Exercise instructions:
Without the pictures, repeat the listing character for character.

[Figure content listings]
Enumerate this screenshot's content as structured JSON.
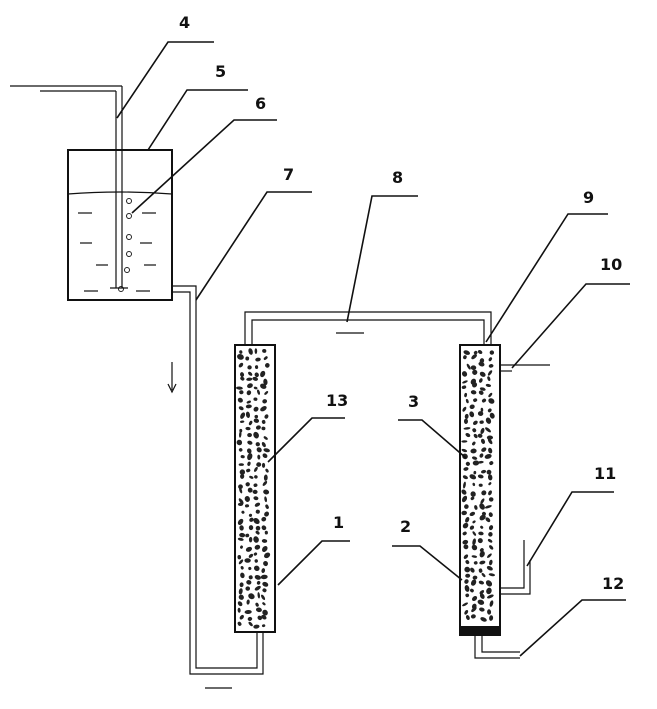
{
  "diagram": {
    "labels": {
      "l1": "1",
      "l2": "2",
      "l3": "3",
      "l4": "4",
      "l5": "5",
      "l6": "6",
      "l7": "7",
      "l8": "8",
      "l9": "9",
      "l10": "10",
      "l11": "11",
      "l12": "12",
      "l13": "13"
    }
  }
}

Response:
Enumerate this screenshot's content as structured JSON.
{
  "diagram": {
    "labels": {
      "l1": "1",
      "l2": "2",
      "l3": "3",
      "l4": "4",
      "l5": "5",
      "l6": "6",
      "l7": "7",
      "l8": "8",
      "l9": "9",
      "l10": "10",
      "l11": "11",
      "l12": "12",
      "l13": "13"
    }
  }
}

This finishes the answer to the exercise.